• What the exercise asks:
Every record should be copied exactly, except that pictures are to be omitted.
* Start Data *
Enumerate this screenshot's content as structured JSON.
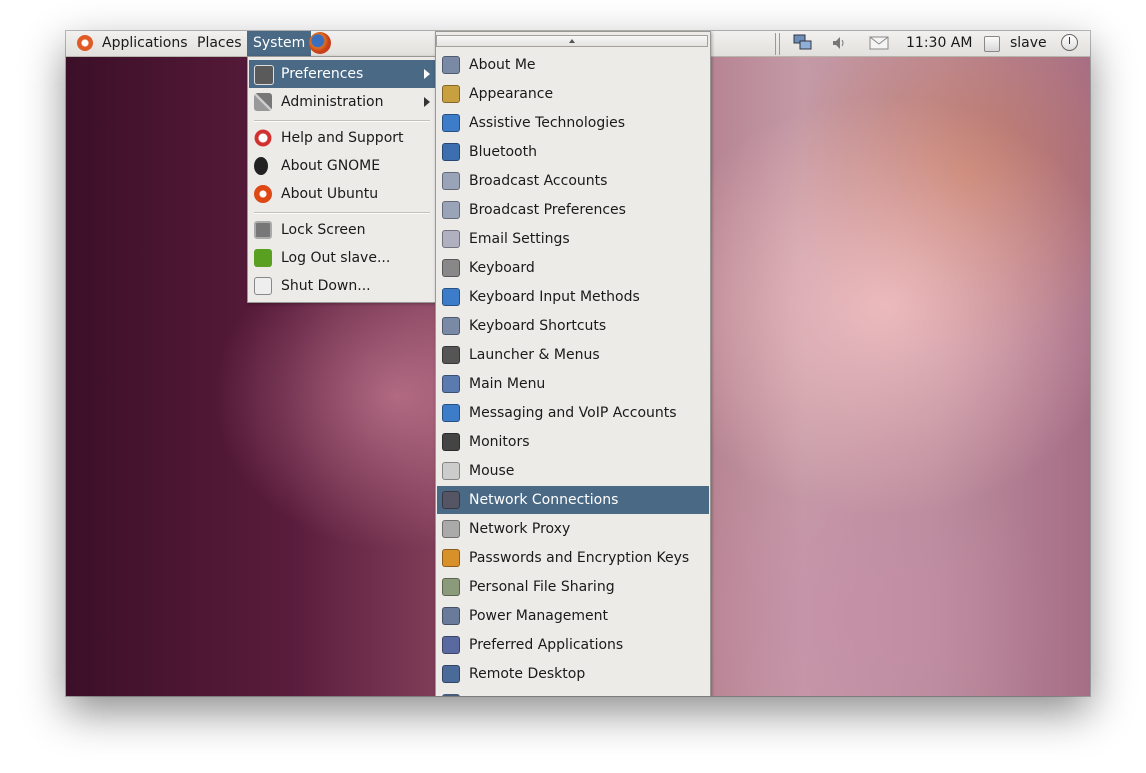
{
  "panel": {
    "menus": [
      "Applications",
      "Places",
      "System"
    ],
    "clock": "11:30 AM",
    "user": "slave"
  },
  "system_menu": {
    "items": [
      {
        "label": "Preferences",
        "icon": "preferences-icon",
        "submenu": true,
        "highlighted": true
      },
      {
        "label": "Administration",
        "icon": "administration-icon",
        "submenu": true
      },
      {
        "label": "Help and Support",
        "icon": "help-icon"
      },
      {
        "label": "About GNOME",
        "icon": "gnome-foot-icon"
      },
      {
        "label": "About Ubuntu",
        "icon": "ubuntu-icon"
      },
      {
        "label": "Lock Screen",
        "icon": "lock-screen-icon"
      },
      {
        "label": "Log Out slave...",
        "icon": "logout-icon"
      },
      {
        "label": "Shut Down...",
        "icon": "shutdown-icon"
      }
    ]
  },
  "preferences_menu": {
    "items": [
      {
        "label": "About Me",
        "icon": "about-me-icon"
      },
      {
        "label": "Appearance",
        "icon": "appearance-icon"
      },
      {
        "label": "Assistive Technologies",
        "icon": "accessibility-icon"
      },
      {
        "label": "Bluetooth",
        "icon": "bluetooth-icon"
      },
      {
        "label": "Broadcast Accounts",
        "icon": "broadcast-icon"
      },
      {
        "label": "Broadcast Preferences",
        "icon": "broadcast-icon"
      },
      {
        "label": "Email Settings",
        "icon": "email-settings-icon"
      },
      {
        "label": "Keyboard",
        "icon": "keyboard-icon"
      },
      {
        "label": "Keyboard Input Methods",
        "icon": "input-methods-icon"
      },
      {
        "label": "Keyboard Shortcuts",
        "icon": "keyboard-shortcuts-icon"
      },
      {
        "label": "Launcher & Menus",
        "icon": "launcher-icon"
      },
      {
        "label": "Main Menu",
        "icon": "main-menu-icon"
      },
      {
        "label": "Messaging and VoIP Accounts",
        "icon": "messaging-icon"
      },
      {
        "label": "Monitors",
        "icon": "monitor-icon"
      },
      {
        "label": "Mouse",
        "icon": "mouse-icon"
      },
      {
        "label": "Network Connections",
        "icon": "network-icon",
        "highlighted": true
      },
      {
        "label": "Network Proxy",
        "icon": "proxy-icon"
      },
      {
        "label": "Passwords and Encryption Keys",
        "icon": "keys-icon"
      },
      {
        "label": "Personal File Sharing",
        "icon": "file-sharing-icon"
      },
      {
        "label": "Power Management",
        "icon": "power-management-icon"
      },
      {
        "label": "Preferred Applications",
        "icon": "preferred-apps-icon"
      },
      {
        "label": "Remote Desktop",
        "icon": "remote-desktop-icon"
      }
    ]
  }
}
* End Data *
• Full response:
Enumerate this screenshot's content as structured JSON.
{
  "panel": {
    "menus": [
      "Applications",
      "Places",
      "System"
    ],
    "clock": "11:30 AM",
    "user": "slave"
  },
  "system_menu": {
    "items": [
      {
        "label": "Preferences",
        "icon": "preferences-icon",
        "submenu": true,
        "highlighted": true
      },
      {
        "label": "Administration",
        "icon": "administration-icon",
        "submenu": true
      },
      {
        "label": "Help and Support",
        "icon": "help-icon"
      },
      {
        "label": "About GNOME",
        "icon": "gnome-foot-icon"
      },
      {
        "label": "About Ubuntu",
        "icon": "ubuntu-icon"
      },
      {
        "label": "Lock Screen",
        "icon": "lock-screen-icon"
      },
      {
        "label": "Log Out slave...",
        "icon": "logout-icon"
      },
      {
        "label": "Shut Down...",
        "icon": "shutdown-icon"
      }
    ]
  },
  "preferences_menu": {
    "items": [
      {
        "label": "About Me",
        "icon": "about-me-icon"
      },
      {
        "label": "Appearance",
        "icon": "appearance-icon"
      },
      {
        "label": "Assistive Technologies",
        "icon": "accessibility-icon"
      },
      {
        "label": "Bluetooth",
        "icon": "bluetooth-icon"
      },
      {
        "label": "Broadcast Accounts",
        "icon": "broadcast-icon"
      },
      {
        "label": "Broadcast Preferences",
        "icon": "broadcast-icon"
      },
      {
        "label": "Email Settings",
        "icon": "email-settings-icon"
      },
      {
        "label": "Keyboard",
        "icon": "keyboard-icon"
      },
      {
        "label": "Keyboard Input Methods",
        "icon": "input-methods-icon"
      },
      {
        "label": "Keyboard Shortcuts",
        "icon": "keyboard-shortcuts-icon"
      },
      {
        "label": "Launcher & Menus",
        "icon": "launcher-icon"
      },
      {
        "label": "Main Menu",
        "icon": "main-menu-icon"
      },
      {
        "label": "Messaging and VoIP Accounts",
        "icon": "messaging-icon"
      },
      {
        "label": "Monitors",
        "icon": "monitor-icon"
      },
      {
        "label": "Mouse",
        "icon": "mouse-icon"
      },
      {
        "label": "Network Connections",
        "icon": "network-icon",
        "highlighted": true
      },
      {
        "label": "Network Proxy",
        "icon": "proxy-icon"
      },
      {
        "label": "Passwords and Encryption Keys",
        "icon": "keys-icon"
      },
      {
        "label": "Personal File Sharing",
        "icon": "file-sharing-icon"
      },
      {
        "label": "Power Management",
        "icon": "power-management-icon"
      },
      {
        "label": "Preferred Applications",
        "icon": "preferred-apps-icon"
      },
      {
        "label": "Remote Desktop",
        "icon": "remote-desktop-icon"
      }
    ]
  }
}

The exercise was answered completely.